__Supplied records__:

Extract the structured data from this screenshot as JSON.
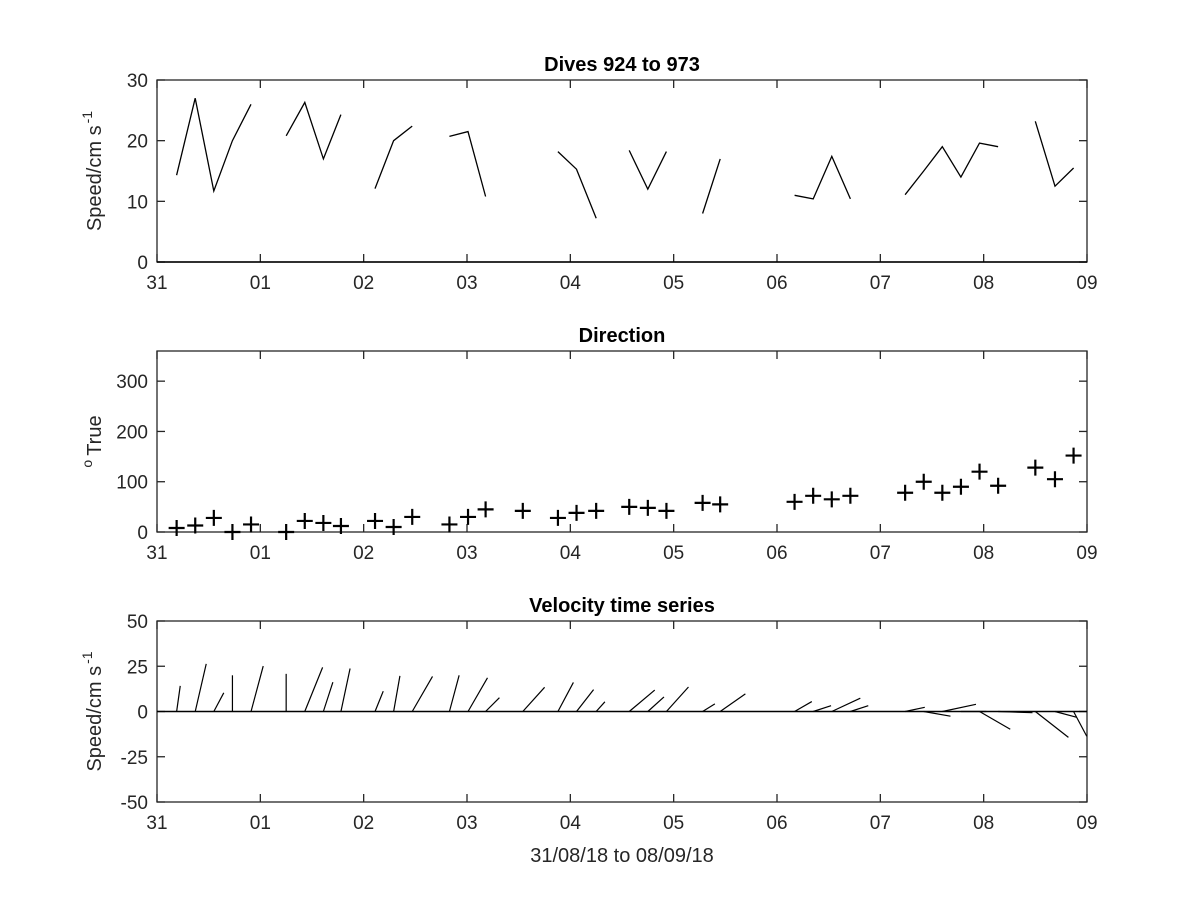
{
  "chart_data": [
    {
      "type": "line",
      "title": "Dives 924 to 973",
      "xlabel": "",
      "ylabel": "Speed/cm s",
      "ylabel_superscript": "-1",
      "xlim": [
        0,
        9
      ],
      "ylim": [
        0,
        30
      ],
      "xtick_labels": [
        "31",
        "01",
        "02",
        "03",
        "04",
        "05",
        "06",
        "07",
        "08",
        "09"
      ],
      "ytick_values": [
        0,
        10,
        20,
        30
      ],
      "segments": [
        {
          "x": [
            0.19,
            0.37,
            0.55,
            0.73,
            0.91
          ],
          "y": [
            14.3,
            27.0,
            11.7,
            20.0,
            26.0
          ]
        },
        {
          "x": [
            1.25,
            1.43,
            1.61,
            1.78
          ],
          "y": [
            20.8,
            26.3,
            17.0,
            24.3
          ]
        },
        {
          "x": [
            2.11,
            2.29,
            2.47
          ],
          "y": [
            12.1,
            20.0,
            22.4
          ]
        },
        {
          "x": [
            2.83,
            3.01,
            3.18
          ],
          "y": [
            20.7,
            21.5,
            10.8
          ]
        },
        {
          "x": [
            3.88,
            4.06,
            4.25
          ],
          "y": [
            18.2,
            15.3,
            7.2
          ]
        },
        {
          "x": [
            4.57,
            4.75,
            4.93
          ],
          "y": [
            18.4,
            12.0,
            18.2
          ]
        },
        {
          "x": [
            5.28,
            5.45
          ],
          "y": [
            8.0,
            17.0
          ]
        },
        {
          "x": [
            6.17,
            6.35,
            6.53,
            6.71
          ],
          "y": [
            11.0,
            10.4,
            17.4,
            10.4
          ]
        },
        {
          "x": [
            7.24,
            7.42,
            7.6,
            7.78,
            7.96,
            8.14
          ],
          "y": [
            11.1,
            15.0,
            19.0,
            14.0,
            19.6,
            19.0
          ]
        },
        {
          "x": [
            8.5,
            8.69,
            8.87
          ],
          "y": [
            23.2,
            12.5,
            15.5
          ]
        }
      ]
    },
    {
      "type": "scatter",
      "title": "Direction",
      "xlabel": "",
      "ylabel": "True",
      "ylabel_superscript": "o",
      "xlim": [
        0,
        9
      ],
      "ylim": [
        0,
        360
      ],
      "xtick_labels": [
        "31",
        "01",
        "02",
        "03",
        "04",
        "05",
        "06",
        "07",
        "08",
        "09"
      ],
      "ytick_values": [
        0,
        100,
        200,
        300
      ],
      "x": [
        0.19,
        0.37,
        0.55,
        0.73,
        0.91,
        1.25,
        1.43,
        1.61,
        1.78,
        2.11,
        2.29,
        2.47,
        2.83,
        3.01,
        3.18,
        3.54,
        3.88,
        4.06,
        4.25,
        4.57,
        4.75,
        4.93,
        5.28,
        5.45,
        6.17,
        6.35,
        6.53,
        6.71,
        7.24,
        7.42,
        7.6,
        7.78,
        7.96,
        8.14,
        8.5,
        8.69,
        8.87
      ],
      "y": [
        8,
        13,
        28,
        0,
        15,
        0,
        22,
        18,
        12,
        22,
        10,
        30,
        15,
        30,
        45,
        42,
        28,
        38,
        42,
        50,
        48,
        42,
        58,
        55,
        60,
        72,
        65,
        72,
        78,
        100,
        78,
        90,
        120,
        92,
        128,
        105,
        152
      ]
    },
    {
      "type": "stick",
      "title": "Velocity time series",
      "xlabel": "31/08/18 to 08/09/18",
      "ylabel": "Speed/cm s",
      "ylabel_superscript": "-1",
      "xlim": [
        0,
        9
      ],
      "ylim": [
        -50,
        50
      ],
      "xtick_labels": [
        "31",
        "01",
        "02",
        "03",
        "04",
        "05",
        "06",
        "07",
        "08",
        "09"
      ],
      "ytick_values": [
        50,
        25,
        0,
        -25,
        -50
      ],
      "ytick_labels": [
        "50",
        "25",
        "0",
        "-25",
        "-50"
      ],
      "x": [
        0.19,
        0.37,
        0.55,
        0.73,
        0.91,
        1.25,
        1.43,
        1.61,
        1.78,
        2.11,
        2.29,
        2.47,
        2.83,
        3.01,
        3.18,
        3.54,
        3.88,
        4.06,
        4.25,
        4.57,
        4.75,
        4.93,
        5.28,
        5.45,
        6.17,
        6.35,
        6.53,
        6.71,
        7.24,
        7.42,
        7.6,
        7.78,
        7.96,
        8.14,
        8.5,
        8.69,
        8.87
      ],
      "direction_deg": [
        8,
        13,
        28,
        0,
        15,
        0,
        22,
        18,
        12,
        22,
        10,
        30,
        15,
        30,
        45,
        42,
        28,
        38,
        42,
        50,
        48,
        42,
        58,
        55,
        60,
        72,
        65,
        72,
        78,
        100,
        78,
        90,
        120,
        92,
        128,
        105,
        152
      ],
      "speed": [
        14.3,
        27.0,
        11.7,
        20.0,
        26.0,
        20.8,
        26.3,
        17.0,
        24.3,
        12.1,
        20.0,
        22.4,
        20.7,
        21.5,
        10.8,
        18.0,
        18.2,
        15.3,
        7.2,
        18.4,
        12.0,
        18.2,
        8.0,
        17.0,
        11.0,
        10.4,
        17.4,
        10.4,
        11.1,
        15.0,
        19.0,
        14.0,
        19.6,
        19.0,
        23.2,
        12.5,
        15.5
      ]
    }
  ]
}
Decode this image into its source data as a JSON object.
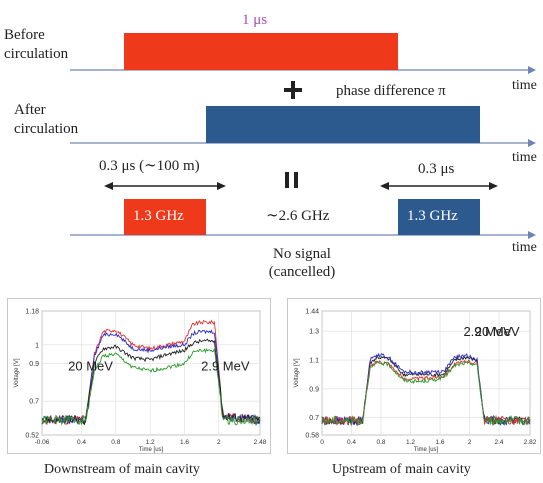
{
  "row1": {
    "label": "Before\ncirculation",
    "pulse_label": "1 μs",
    "axis_label": "time"
  },
  "row2": {
    "label": "After\ncirculation",
    "note": "phase difference π",
    "axis_label": "time",
    "plus": "+"
  },
  "row3": {
    "equals": "II",
    "left_span": "0.3 μs (∼100 m)",
    "right_span": "0.3 μs",
    "left_pulse": "1.3 GHz",
    "middle_text": "∼2.6 GHz",
    "right_pulse": "1.3 GHz",
    "no_signal": "No signal",
    "cancelled": "(cancelled)",
    "axis_label": "time"
  },
  "colors": {
    "red_pulse": "#ee3a1b",
    "blue_pulse": "#2d5a8e",
    "axis": "#6f84b5",
    "pink_text": "#b04ab5"
  },
  "chart_data": [
    {
      "type": "line",
      "title": "",
      "xlabel": "Time [us]",
      "ylabel": "Voltage [V]",
      "xlim": [
        -0.06,
        2.48
      ],
      "ylim": [
        0.52,
        1.18
      ],
      "xticks": [
        "-0.06",
        "0.4",
        "0.8",
        "1.2",
        "1.6",
        "2",
        "2.48"
      ],
      "xtick_values": [
        -0.06,
        0.4,
        0.8,
        1.2,
        1.6,
        2.0,
        2.48
      ],
      "yticks": [
        "1.18",
        "1",
        "0.9",
        "0.7",
        "0.52"
      ],
      "ytick_values": [
        1.18,
        1.0,
        0.9,
        0.7,
        0.52
      ],
      "annotations": [
        "20 MeV",
        "2.9 MeV"
      ],
      "caption": "Downstream of main cavity",
      "series": [
        {
          "color": "#e03030",
          "x": [
            -0.06,
            0.45,
            0.55,
            0.65,
            0.8,
            1.0,
            1.2,
            1.4,
            1.6,
            1.7,
            1.8,
            1.95,
            2.05,
            2.48
          ],
          "y": [
            0.6,
            0.6,
            0.95,
            1.07,
            1.08,
            1.0,
            0.98,
            1.0,
            1.02,
            1.11,
            1.12,
            1.12,
            0.62,
            0.6
          ]
        },
        {
          "color": "#2a2ac0",
          "x": [
            -0.06,
            0.45,
            0.55,
            0.65,
            0.8,
            1.0,
            1.2,
            1.4,
            1.6,
            1.7,
            1.8,
            1.95,
            2.05,
            2.48
          ],
          "y": [
            0.6,
            0.6,
            0.94,
            1.05,
            1.06,
            0.98,
            0.97,
            0.99,
            1.0,
            1.06,
            1.07,
            1.07,
            0.62,
            0.6
          ]
        },
        {
          "color": "#202020",
          "x": [
            -0.06,
            0.45,
            0.55,
            0.65,
            0.8,
            1.0,
            1.2,
            1.4,
            1.6,
            1.7,
            1.8,
            1.95,
            2.05,
            2.48
          ],
          "y": [
            0.6,
            0.6,
            0.9,
            0.98,
            0.99,
            0.93,
            0.92,
            0.95,
            0.97,
            1.01,
            1.02,
            1.02,
            0.62,
            0.6
          ]
        },
        {
          "color": "#2a9a2a",
          "x": [
            -0.06,
            0.45,
            0.55,
            0.65,
            0.8,
            1.0,
            1.2,
            1.4,
            1.6,
            1.7,
            1.8,
            1.95,
            2.05,
            2.48
          ],
          "y": [
            0.6,
            0.6,
            0.86,
            0.94,
            0.95,
            0.88,
            0.86,
            0.88,
            0.9,
            0.96,
            0.97,
            0.97,
            0.6,
            0.59
          ]
        }
      ]
    },
    {
      "type": "line",
      "title": "",
      "xlabel": "Time [us]",
      "ylabel": "Voltage [V]",
      "xlim": [
        0,
        2.82
      ],
      "ylim": [
        0.58,
        1.44
      ],
      "xticks": [
        "0",
        "0.4",
        "0.8",
        "1.2",
        "1.6",
        "2",
        "2.4",
        "2.82"
      ],
      "xtick_values": [
        0,
        0.4,
        0.8,
        1.2,
        1.6,
        2.0,
        2.4,
        2.82
      ],
      "yticks": [
        "1.44",
        "1.3",
        "1.1",
        "0.9",
        "0.7",
        "0.58"
      ],
      "ytick_values": [
        1.44,
        1.3,
        1.1,
        0.9,
        0.7,
        0.58
      ],
      "annotations": [
        "2.9 MeV",
        "20 MeV"
      ],
      "caption": "Upstream of main cavity",
      "series": [
        {
          "color": "#202020",
          "x": [
            0,
            0.55,
            0.65,
            0.75,
            0.9,
            1.1,
            1.3,
            1.5,
            1.65,
            1.8,
            1.95,
            2.1,
            2.2,
            2.82
          ],
          "y": [
            0.68,
            0.68,
            1.08,
            1.12,
            1.11,
            1.0,
            1.0,
            1.0,
            1.0,
            1.1,
            1.12,
            1.1,
            0.68,
            0.68
          ]
        },
        {
          "color": "#2a2ac0",
          "x": [
            0,
            0.55,
            0.65,
            0.75,
            0.9,
            1.1,
            1.3,
            1.5,
            1.65,
            1.8,
            1.95,
            2.1,
            2.2,
            2.82
          ],
          "y": [
            0.68,
            0.68,
            1.1,
            1.14,
            1.12,
            1.02,
            1.01,
            1.02,
            1.02,
            1.12,
            1.13,
            1.11,
            0.68,
            0.68
          ]
        },
        {
          "color": "#e03030",
          "x": [
            0,
            0.55,
            0.65,
            0.75,
            0.9,
            1.1,
            1.3,
            1.5,
            1.65,
            1.8,
            1.95,
            2.1,
            2.2,
            2.82
          ],
          "y": [
            0.68,
            0.68,
            1.05,
            1.09,
            1.08,
            0.97,
            0.97,
            0.98,
            0.99,
            1.07,
            1.09,
            1.08,
            0.68,
            0.68
          ]
        },
        {
          "color": "#2a9a2a",
          "x": [
            0,
            0.55,
            0.65,
            0.75,
            0.9,
            1.1,
            1.3,
            1.5,
            1.65,
            1.8,
            1.95,
            2.1,
            2.2,
            2.82
          ],
          "y": [
            0.68,
            0.68,
            1.04,
            1.08,
            1.07,
            0.96,
            0.95,
            0.96,
            0.98,
            1.06,
            1.08,
            1.07,
            0.68,
            0.68
          ]
        }
      ]
    }
  ]
}
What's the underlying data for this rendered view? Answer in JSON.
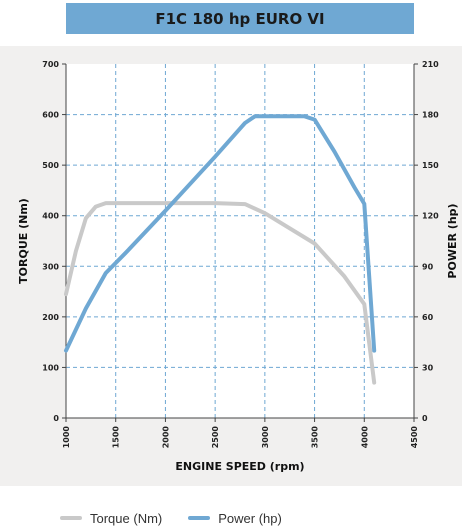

__Work to be completed__:
Select every line in the material above where the string "this" occurs, and copy it.

__Problem solution__:
Extract the structured data from this screenshot as JSON.
Decode this image into its source data as a JSON object.
What's the underlying data for this rendered view? Answer in JSON.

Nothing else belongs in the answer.